§ **Material provided**:
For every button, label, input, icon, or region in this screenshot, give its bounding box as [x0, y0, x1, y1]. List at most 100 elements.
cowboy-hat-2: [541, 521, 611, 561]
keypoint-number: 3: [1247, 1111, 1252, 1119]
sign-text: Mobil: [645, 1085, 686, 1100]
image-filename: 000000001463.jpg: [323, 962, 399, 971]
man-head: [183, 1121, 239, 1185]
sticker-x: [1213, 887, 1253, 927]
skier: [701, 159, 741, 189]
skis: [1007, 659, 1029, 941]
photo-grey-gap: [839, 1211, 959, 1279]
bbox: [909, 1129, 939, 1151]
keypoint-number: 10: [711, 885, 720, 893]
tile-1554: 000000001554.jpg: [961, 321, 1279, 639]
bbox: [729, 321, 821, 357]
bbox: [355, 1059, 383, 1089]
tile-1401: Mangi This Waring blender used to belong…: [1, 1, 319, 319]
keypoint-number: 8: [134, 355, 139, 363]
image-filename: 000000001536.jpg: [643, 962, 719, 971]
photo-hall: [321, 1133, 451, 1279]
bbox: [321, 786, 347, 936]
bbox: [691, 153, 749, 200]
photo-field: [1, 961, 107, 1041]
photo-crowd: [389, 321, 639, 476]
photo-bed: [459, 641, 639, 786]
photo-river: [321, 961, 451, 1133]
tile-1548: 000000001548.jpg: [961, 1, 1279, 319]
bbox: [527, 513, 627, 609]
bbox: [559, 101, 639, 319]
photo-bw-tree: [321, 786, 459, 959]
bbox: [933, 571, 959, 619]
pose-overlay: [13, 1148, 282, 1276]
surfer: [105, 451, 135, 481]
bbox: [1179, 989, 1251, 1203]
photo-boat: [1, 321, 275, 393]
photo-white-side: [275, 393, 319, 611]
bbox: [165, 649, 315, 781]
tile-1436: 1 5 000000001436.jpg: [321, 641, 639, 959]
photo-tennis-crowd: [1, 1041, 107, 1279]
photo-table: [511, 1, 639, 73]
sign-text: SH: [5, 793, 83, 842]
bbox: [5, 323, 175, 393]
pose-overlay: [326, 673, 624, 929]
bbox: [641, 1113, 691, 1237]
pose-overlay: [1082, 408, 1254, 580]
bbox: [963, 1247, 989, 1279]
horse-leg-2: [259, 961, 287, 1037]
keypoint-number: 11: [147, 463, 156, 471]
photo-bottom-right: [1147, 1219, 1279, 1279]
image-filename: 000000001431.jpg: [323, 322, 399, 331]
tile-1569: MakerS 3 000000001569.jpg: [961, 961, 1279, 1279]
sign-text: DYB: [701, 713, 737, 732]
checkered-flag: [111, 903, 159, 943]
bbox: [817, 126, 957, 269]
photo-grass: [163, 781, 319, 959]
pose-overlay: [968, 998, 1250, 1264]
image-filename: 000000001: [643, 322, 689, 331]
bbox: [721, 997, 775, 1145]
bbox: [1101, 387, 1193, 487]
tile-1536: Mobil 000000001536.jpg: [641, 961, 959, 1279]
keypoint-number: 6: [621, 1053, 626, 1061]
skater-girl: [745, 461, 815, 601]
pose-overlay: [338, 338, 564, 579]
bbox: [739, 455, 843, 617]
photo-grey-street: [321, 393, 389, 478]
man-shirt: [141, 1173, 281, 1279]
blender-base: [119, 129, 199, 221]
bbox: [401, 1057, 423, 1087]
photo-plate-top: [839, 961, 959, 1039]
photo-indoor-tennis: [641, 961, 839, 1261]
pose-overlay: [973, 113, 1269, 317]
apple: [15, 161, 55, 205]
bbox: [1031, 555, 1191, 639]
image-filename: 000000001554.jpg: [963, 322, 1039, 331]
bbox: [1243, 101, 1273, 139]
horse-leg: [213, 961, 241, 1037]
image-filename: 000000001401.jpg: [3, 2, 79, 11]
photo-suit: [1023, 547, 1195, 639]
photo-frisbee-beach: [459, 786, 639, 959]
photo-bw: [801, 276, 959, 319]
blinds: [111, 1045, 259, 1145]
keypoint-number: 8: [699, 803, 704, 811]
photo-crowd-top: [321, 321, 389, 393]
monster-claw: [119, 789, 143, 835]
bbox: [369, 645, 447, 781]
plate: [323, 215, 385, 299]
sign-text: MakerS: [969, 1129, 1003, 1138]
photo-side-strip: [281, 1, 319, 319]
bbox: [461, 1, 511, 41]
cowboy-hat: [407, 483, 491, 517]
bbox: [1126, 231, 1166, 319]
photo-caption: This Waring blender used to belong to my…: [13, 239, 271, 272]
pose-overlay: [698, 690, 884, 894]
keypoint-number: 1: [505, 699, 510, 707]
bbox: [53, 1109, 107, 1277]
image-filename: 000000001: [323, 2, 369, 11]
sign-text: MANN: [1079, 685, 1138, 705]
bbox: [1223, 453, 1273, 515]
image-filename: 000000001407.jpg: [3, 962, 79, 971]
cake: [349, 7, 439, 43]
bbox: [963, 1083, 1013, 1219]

§ **Goal**: Reproduce the data above line for line, without changing a single character.

§ **Exercise output**:
For every button, label, input, icon, or region in this screenshot, give its bounding box as [x0, y0, x1, y1]. List at most 100 elements.
cowboy-hat-2: [541, 521, 611, 561]
keypoint-number: 3: [1247, 1111, 1252, 1119]
sign-text: Mobil: [645, 1085, 686, 1100]
image-filename: 000000001463.jpg: [323, 962, 399, 971]
man-head: [183, 1121, 239, 1185]
sticker-x: [1213, 887, 1253, 927]
skier: [701, 159, 741, 189]
skis: [1007, 659, 1029, 941]
photo-grey-gap: [839, 1211, 959, 1279]
bbox: [909, 1129, 939, 1151]
keypoint-number: 10: [711, 885, 720, 893]
tile-1554: 000000001554.jpg: [961, 321, 1279, 639]
bbox: [729, 321, 821, 357]
bbox: [355, 1059, 383, 1089]
tile-1401: Mangi This Waring blender used to belong…: [1, 1, 319, 319]
keypoint-number: 8: [134, 355, 139, 363]
image-filename: 000000001536.jpg: [643, 962, 719, 971]
photo-hall: [321, 1133, 451, 1279]
bbox: [321, 786, 347, 936]
bbox: [691, 153, 749, 200]
photo-field: [1, 961, 107, 1041]
photo-crowd: [389, 321, 639, 476]
photo-bed: [459, 641, 639, 786]
photo-river: [321, 961, 451, 1133]
tile-1548: 000000001548.jpg: [961, 1, 1279, 319]
bbox: [527, 513, 627, 609]
bbox: [559, 101, 639, 319]
photo-bw-tree: [321, 786, 459, 959]
bbox: [933, 571, 959, 619]
pose-overlay: [13, 1148, 282, 1276]
surfer: [105, 451, 135, 481]
bbox: [1179, 989, 1251, 1203]
photo-boat: [1, 321, 275, 393]
photo-white-side: [275, 393, 319, 611]
bbox: [165, 649, 315, 781]
tile-1436: 1 5 000000001436.jpg: [321, 641, 639, 959]
photo-tennis-crowd: [1, 1041, 107, 1279]
photo-table: [511, 1, 639, 73]
sign-text: SH: [5, 793, 83, 842]
bbox: [5, 323, 175, 393]
pose-overlay: [326, 673, 624, 929]
bbox: [641, 1113, 691, 1237]
pose-overlay: [1082, 408, 1254, 580]
bbox: [963, 1247, 989, 1279]
horse-leg-2: [259, 961, 287, 1037]
keypoint-number: 11: [147, 463, 156, 471]
photo-bottom-right: [1147, 1219, 1279, 1279]
image-filename: 000000001431.jpg: [323, 322, 399, 331]
tile-1569: MakerS 3 000000001569.jpg: [961, 961, 1279, 1279]
sign-text: DYB: [701, 713, 737, 732]
checkered-flag: [111, 903, 159, 943]
bbox: [817, 126, 957, 269]
photo-grass: [163, 781, 319, 959]
pose-overlay: [968, 998, 1250, 1264]
image-filename: 000000001: [643, 322, 689, 331]
bbox: [721, 997, 775, 1145]
bbox: [1101, 387, 1193, 487]
tile-1536: Mobil 000000001536.jpg: [641, 961, 959, 1279]
keypoint-number: 6: [621, 1053, 626, 1061]
skater-girl: [745, 461, 815, 601]
pose-overlay: [338, 338, 564, 579]
bbox: [739, 455, 843, 617]
photo-grey-street: [321, 393, 389, 478]
man-shirt: [141, 1173, 281, 1279]
blender-base: [119, 129, 199, 221]
bbox: [401, 1057, 423, 1087]
photo-plate-top: [839, 961, 959, 1039]
photo-indoor-tennis: [641, 961, 839, 1261]
pose-overlay: [973, 113, 1269, 317]
apple: [15, 161, 55, 205]
bbox: [1031, 555, 1191, 639]
image-filename: 000000001554.jpg: [963, 322, 1039, 331]
bbox: [1243, 101, 1273, 139]
horse-leg: [213, 961, 241, 1037]
image-filename: 000000001401.jpg: [3, 2, 79, 11]
photo-suit: [1023, 547, 1195, 639]
photo-frisbee-beach: [459, 786, 639, 959]
photo-bw: [801, 276, 959, 319]
blinds: [111, 1045, 259, 1145]
keypoint-number: 8: [699, 803, 704, 811]
photo-crowd-top: [321, 321, 389, 393]
monster-claw: [119, 789, 143, 835]
bbox: [369, 645, 447, 781]
plate: [323, 215, 385, 299]
sign-text: MakerS: [969, 1129, 1003, 1138]
photo-side-strip: [281, 1, 319, 319]
bbox: [461, 1, 511, 41]
cowboy-hat: [407, 483, 491, 517]
bbox: [1126, 231, 1166, 319]
photo-caption: This Waring blender used to belong to my…: [13, 239, 271, 272]
pose-overlay: [698, 690, 884, 894]
keypoint-number: 1: [505, 699, 510, 707]
bbox: [53, 1109, 107, 1277]
image-filename: 000000001: [323, 2, 369, 11]
sign-text: MANN: [1079, 685, 1138, 705]
bbox: [1223, 453, 1273, 515]
image-filename: 000000001407.jpg: [3, 962, 79, 971]
cake: [349, 7, 439, 43]
bbox: [963, 1083, 1013, 1219]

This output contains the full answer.